→ **YOUR INSTRUCTIONS**
Return the listing below word for word.

-- Start --

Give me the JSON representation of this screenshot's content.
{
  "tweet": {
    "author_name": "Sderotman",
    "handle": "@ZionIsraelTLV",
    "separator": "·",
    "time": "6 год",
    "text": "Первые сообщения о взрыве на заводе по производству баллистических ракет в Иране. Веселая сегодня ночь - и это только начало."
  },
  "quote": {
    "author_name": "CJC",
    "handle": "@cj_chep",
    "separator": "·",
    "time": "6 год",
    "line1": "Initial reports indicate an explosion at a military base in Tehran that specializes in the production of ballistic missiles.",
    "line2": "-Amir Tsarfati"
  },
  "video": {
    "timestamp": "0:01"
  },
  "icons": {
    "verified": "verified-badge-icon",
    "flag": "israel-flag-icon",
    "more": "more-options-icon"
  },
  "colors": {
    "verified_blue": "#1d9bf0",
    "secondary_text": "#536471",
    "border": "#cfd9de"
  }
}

-- End --

→ **RESPONSE TO THIS TASK**
Give me the JSON representation of this screenshot's content.
{
  "tweet": {
    "author_name": "Sderotman",
    "handle": "@ZionIsraelTLV",
    "separator": "·",
    "time": "6 год",
    "text": "Первые сообщения о взрыве на заводе по производству баллистических ракет в Иране. Веселая сегодня ночь - и это только начало."
  },
  "quote": {
    "author_name": "CJC",
    "handle": "@cj_chep",
    "separator": "·",
    "time": "6 год",
    "line1": "Initial reports indicate an explosion at a military base in Tehran that specializes in the production of ballistic missiles.",
    "line2": "-Amir Tsarfati"
  },
  "video": {
    "timestamp": "0:01"
  },
  "icons": {
    "verified": "verified-badge-icon",
    "flag": "israel-flag-icon",
    "more": "more-options-icon"
  },
  "colors": {
    "verified_blue": "#1d9bf0",
    "secondary_text": "#536471",
    "border": "#cfd9de"
  }
}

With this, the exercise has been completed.